- **Task**
Give the listing again exactly, omitting its images.
::::::::::
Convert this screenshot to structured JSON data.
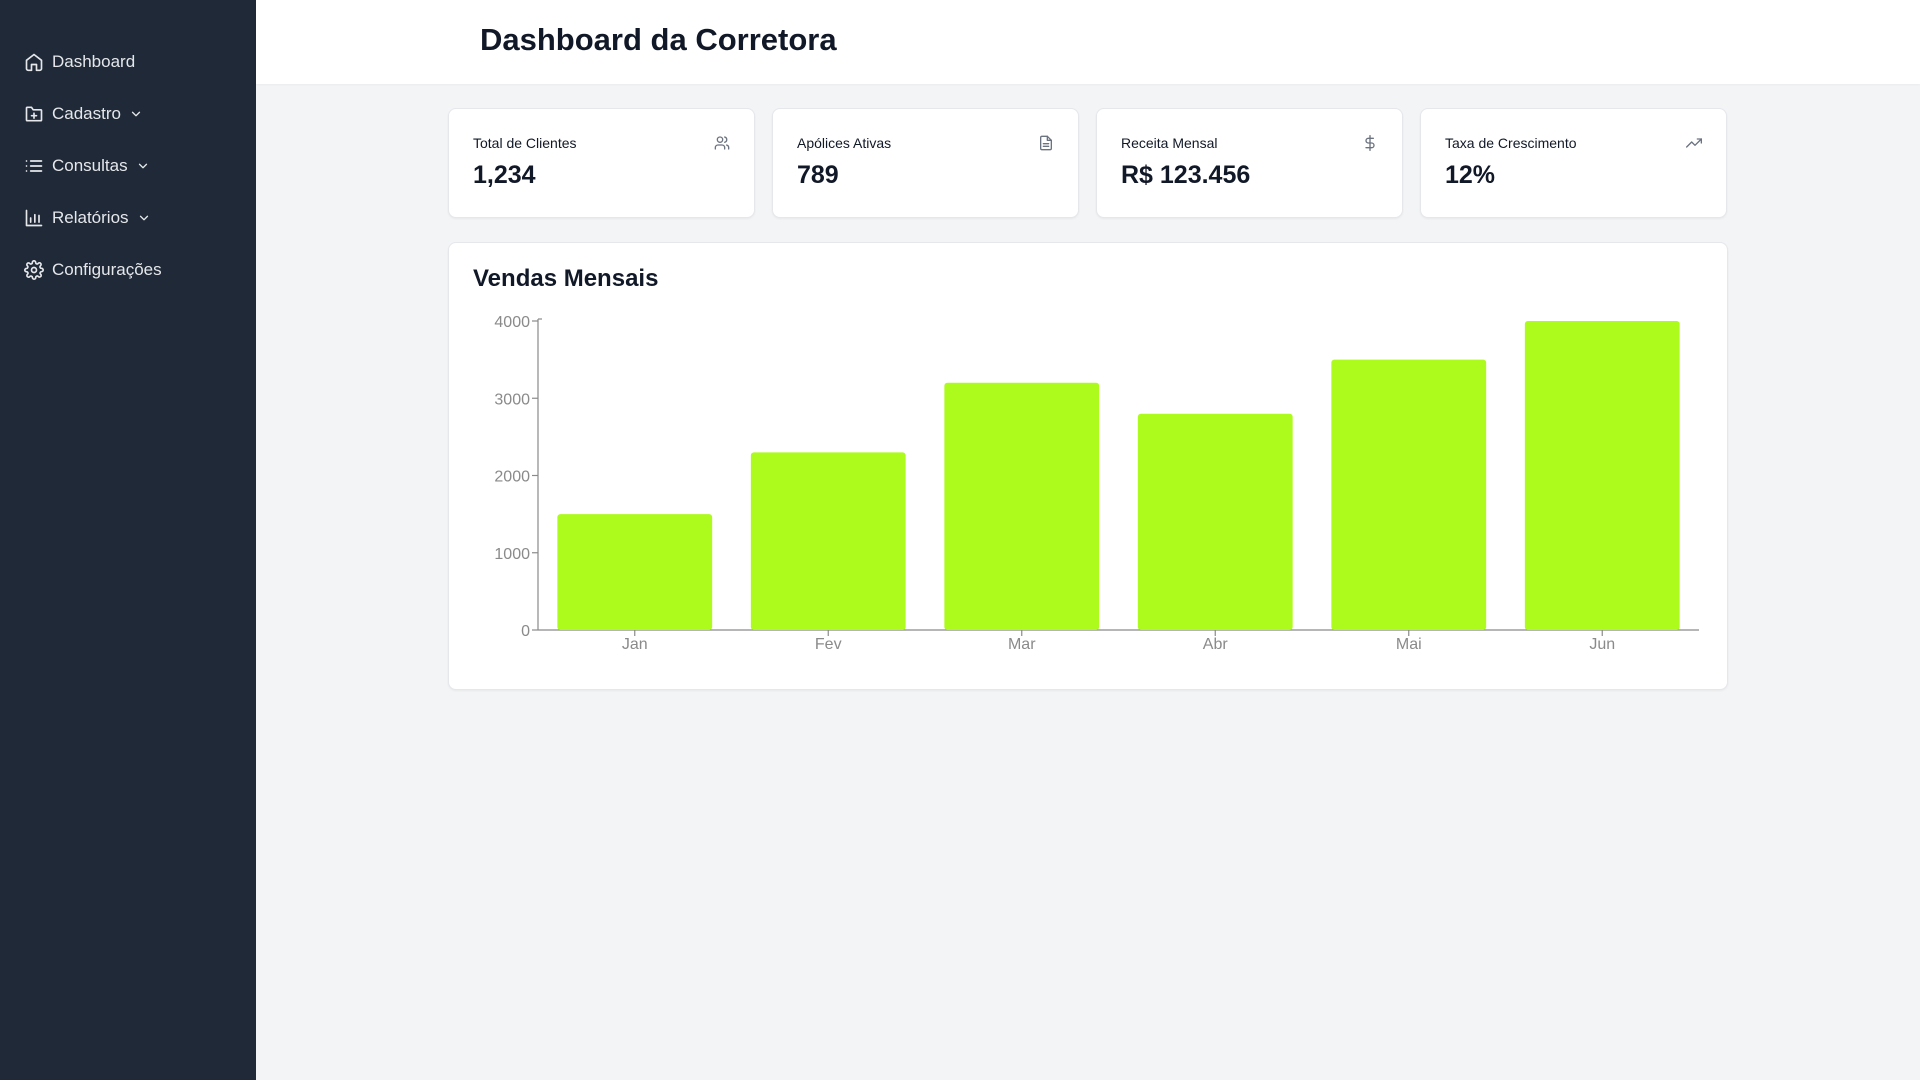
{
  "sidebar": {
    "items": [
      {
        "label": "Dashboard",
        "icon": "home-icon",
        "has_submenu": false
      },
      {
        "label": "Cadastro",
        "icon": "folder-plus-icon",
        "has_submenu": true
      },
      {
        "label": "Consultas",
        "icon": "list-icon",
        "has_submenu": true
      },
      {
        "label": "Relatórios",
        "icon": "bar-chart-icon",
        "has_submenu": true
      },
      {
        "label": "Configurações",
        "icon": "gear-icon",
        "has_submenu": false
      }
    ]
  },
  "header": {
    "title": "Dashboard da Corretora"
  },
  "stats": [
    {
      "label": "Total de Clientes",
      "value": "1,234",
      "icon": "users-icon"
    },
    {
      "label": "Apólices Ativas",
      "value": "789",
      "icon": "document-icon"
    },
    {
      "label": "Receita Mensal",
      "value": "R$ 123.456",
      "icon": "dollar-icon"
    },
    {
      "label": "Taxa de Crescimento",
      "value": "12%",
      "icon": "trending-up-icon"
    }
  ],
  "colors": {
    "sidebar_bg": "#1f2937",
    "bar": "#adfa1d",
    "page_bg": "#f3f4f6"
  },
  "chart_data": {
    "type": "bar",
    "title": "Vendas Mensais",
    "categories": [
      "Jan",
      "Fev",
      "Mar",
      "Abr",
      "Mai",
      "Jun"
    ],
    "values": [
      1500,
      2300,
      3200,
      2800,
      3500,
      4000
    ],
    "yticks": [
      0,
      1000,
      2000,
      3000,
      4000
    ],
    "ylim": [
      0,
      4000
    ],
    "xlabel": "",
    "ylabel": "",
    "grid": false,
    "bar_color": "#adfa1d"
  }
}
::::::::::
- **Expected answer**
Convert this screenshot to structured JSON data.
{
  "sidebar": {
    "items": [
      {
        "label": "Dashboard",
        "icon": "home-icon",
        "has_submenu": false
      },
      {
        "label": "Cadastro",
        "icon": "folder-plus-icon",
        "has_submenu": true
      },
      {
        "label": "Consultas",
        "icon": "list-icon",
        "has_submenu": true
      },
      {
        "label": "Relatórios",
        "icon": "bar-chart-icon",
        "has_submenu": true
      },
      {
        "label": "Configurações",
        "icon": "gear-icon",
        "has_submenu": false
      }
    ]
  },
  "header": {
    "title": "Dashboard da Corretora"
  },
  "stats": [
    {
      "label": "Total de Clientes",
      "value": "1,234",
      "icon": "users-icon"
    },
    {
      "label": "Apólices Ativas",
      "value": "789",
      "icon": "document-icon"
    },
    {
      "label": "Receita Mensal",
      "value": "R$ 123.456",
      "icon": "dollar-icon"
    },
    {
      "label": "Taxa de Crescimento",
      "value": "12%",
      "icon": "trending-up-icon"
    }
  ],
  "colors": {
    "sidebar_bg": "#1f2937",
    "bar": "#adfa1d",
    "page_bg": "#f3f4f6"
  },
  "chart_data": {
    "type": "bar",
    "title": "Vendas Mensais",
    "categories": [
      "Jan",
      "Fev",
      "Mar",
      "Abr",
      "Mai",
      "Jun"
    ],
    "values": [
      1500,
      2300,
      3200,
      2800,
      3500,
      4000
    ],
    "yticks": [
      0,
      1000,
      2000,
      3000,
      4000
    ],
    "ylim": [
      0,
      4000
    ],
    "xlabel": "",
    "ylabel": "",
    "grid": false,
    "bar_color": "#adfa1d"
  }
}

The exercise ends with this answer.